Prompt: Locate every line below that contains the word "AUSL" and copy it.

⁂

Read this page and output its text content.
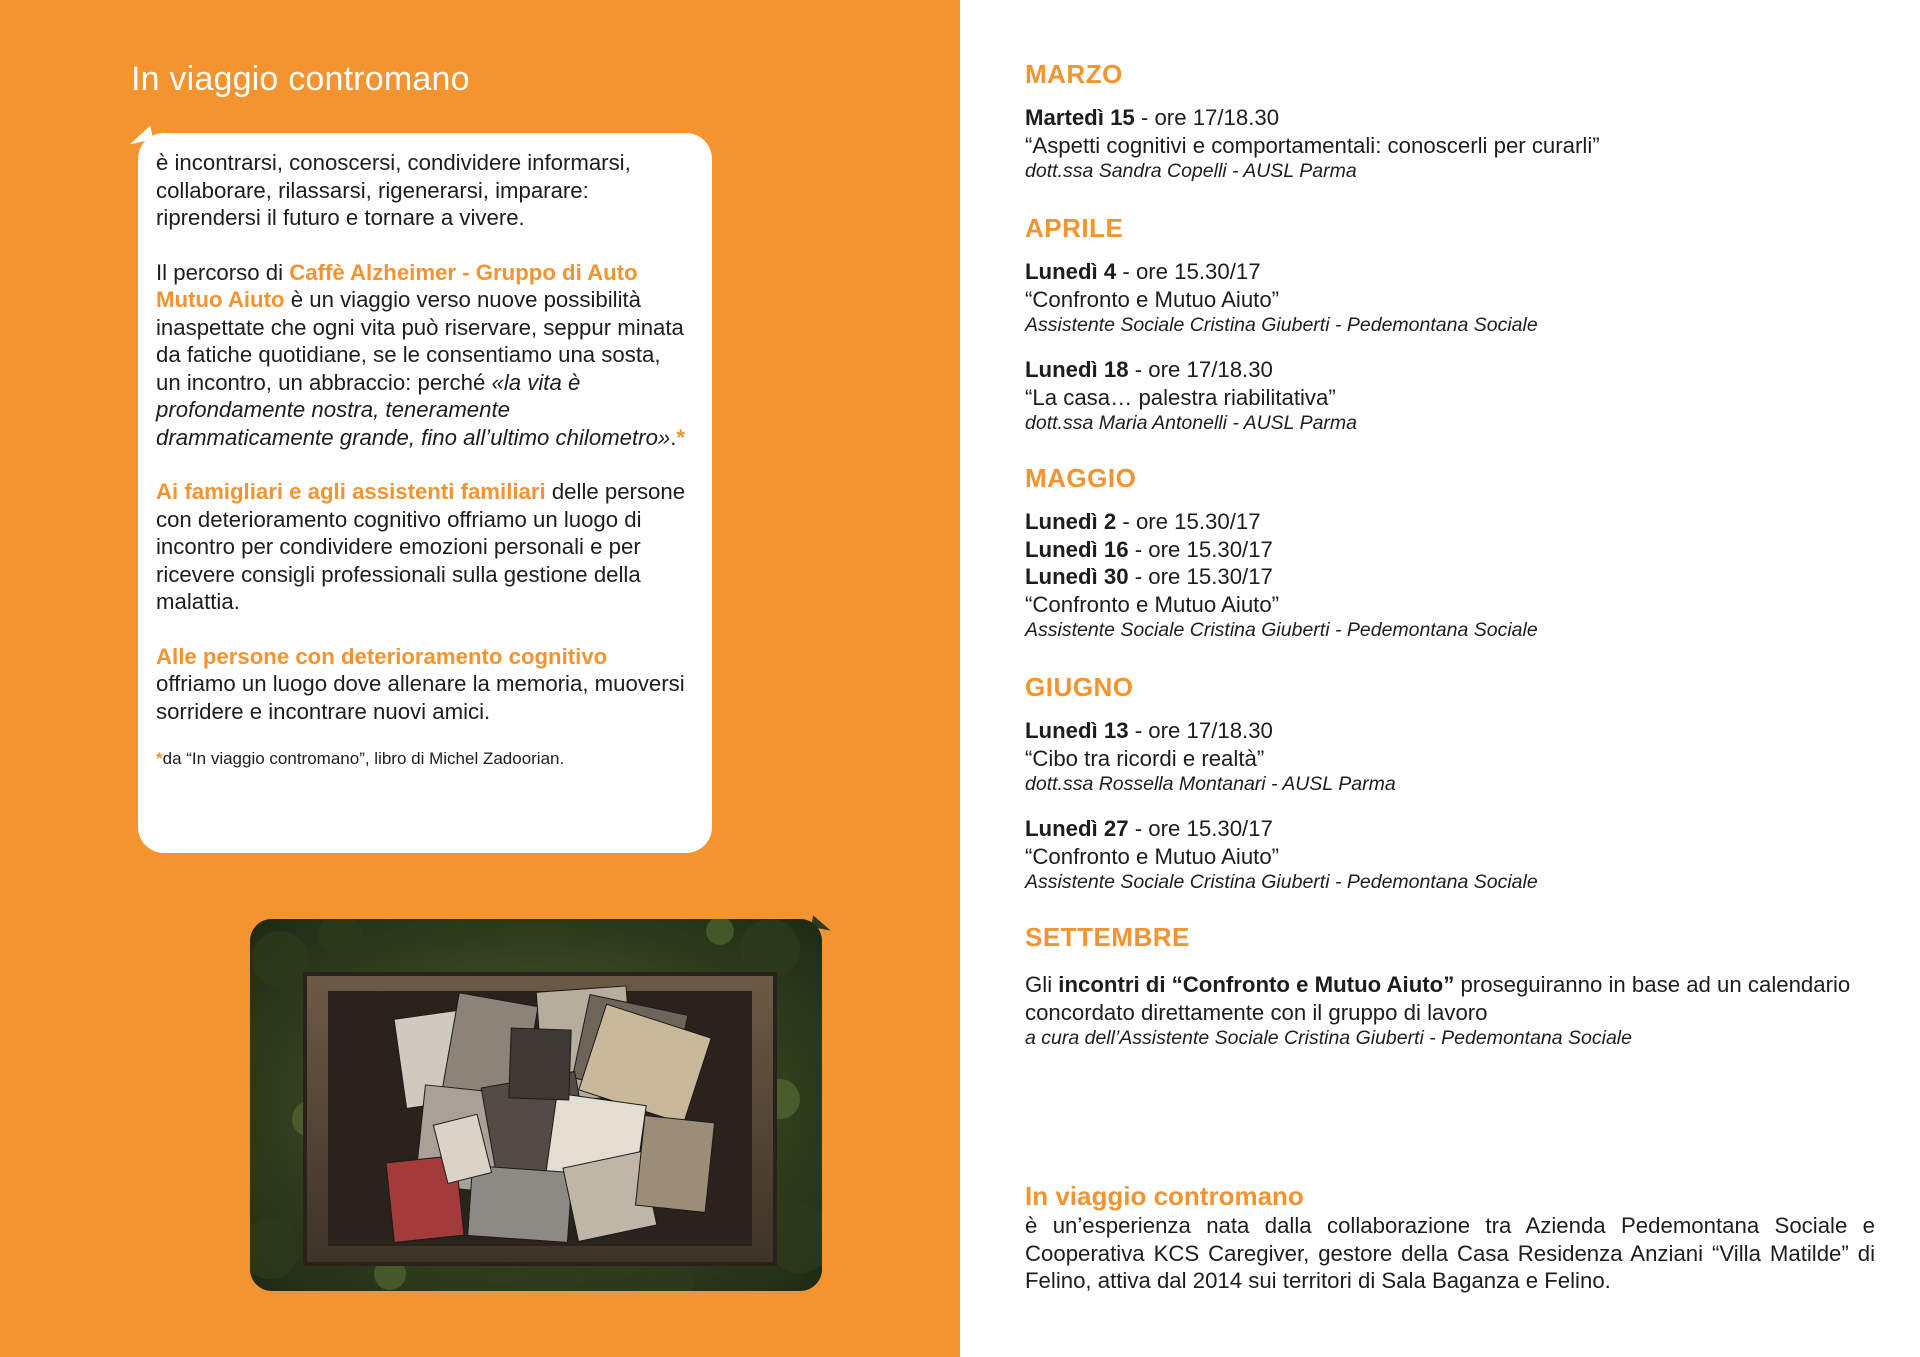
In viaggio contromano

è incontrarsi, conoscersi, condividere informarsi, collaborare, rilassarsi, rigenerarsi, imparare: riprendersi il futuro e tornare a vivere.

Il percorso di Caffè Alzheimer - Gruppo di Auto Mutuo Aiuto è un viaggio verso nuove possibilità inaspettate che ogni vita può riservare, seppur minata da fatiche quotidiane, se le consentiamo una sosta, un incontro, un abbraccio: perché «la vita è profondamente nostra, teneramente drammaticamente grande, fino all’ultimo chilometro».*

Ai famigliari e agli assistenti familiari delle persone con deterioramento cognitivo offriamo un luogo di incontro per condividere emozioni personali e per ricevere consigli professionali sulla gestione della malattia.

Alle persone con deterioramento cognitivo offriamo un luogo dove allenare la memoria, muoversi sorridere e incontrare nuovi amici.

*da “In viaggio contromano”, libro di Michel Zadoorian.

MARZO
Martedì 15 - ore 17/18.30
“Aspetti cognitivi e comportamentali: conoscerli per curarli”
dott.ssa Sandra Copelli - AUSL Parma
APRILE
Lunedì 4 - ore 15.30/17
“Confronto e Mutuo Aiuto”
Assistente Sociale Cristina Giuberti - Pedemontana Sociale
Lunedì 18 - ore 17/18.30
“La casa… palestra riabilitativa”
dott.ssa Maria Antonelli - AUSL Parma
MAGGIO
Lunedì 2 - ore 15.30/17
Lunedì 16 - ore 15.30/17
Lunedì 30 - ore 15.30/17
“Confronto e Mutuo Aiuto”
Assistente Sociale Cristina Giuberti - Pedemontana Sociale
GIUGNO
Lunedì 13 - ore 17/18.30
“Cibo tra ricordi e realtà”
dott.ssa Rossella Montanari - AUSL Parma
Lunedì 27 - ore 15.30/17
“Confronto e Mutuo Aiuto”
Assistente Sociale Cristina Giuberti - Pedemontana Sociale
SETTEMBRE
Gli incontri di “Confronto e Mutuo Aiuto” proseguiranno in base ad un calendario concordato direttamente con il gruppo di lavoro
a cura dell’Assistente Sociale Cristina Giuberti - Pedemontana Sociale
In viaggio contromano
è un’esperienza nata dalla collaborazione tra Azienda Pedemontana Sociale e Cooperativa KCS Caregiver, gestore della Casa Residenza Anziani “Villa Matilde” di Felino, attiva dal 2014 sui territori di Sala Baganza e Felino.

⁂

Output below:
dott.ssa Sandra Copelli - AUSL Parma
dott.ssa Maria Antonelli - AUSL Parma
dott.ssa Rossella Montanari - AUSL Parma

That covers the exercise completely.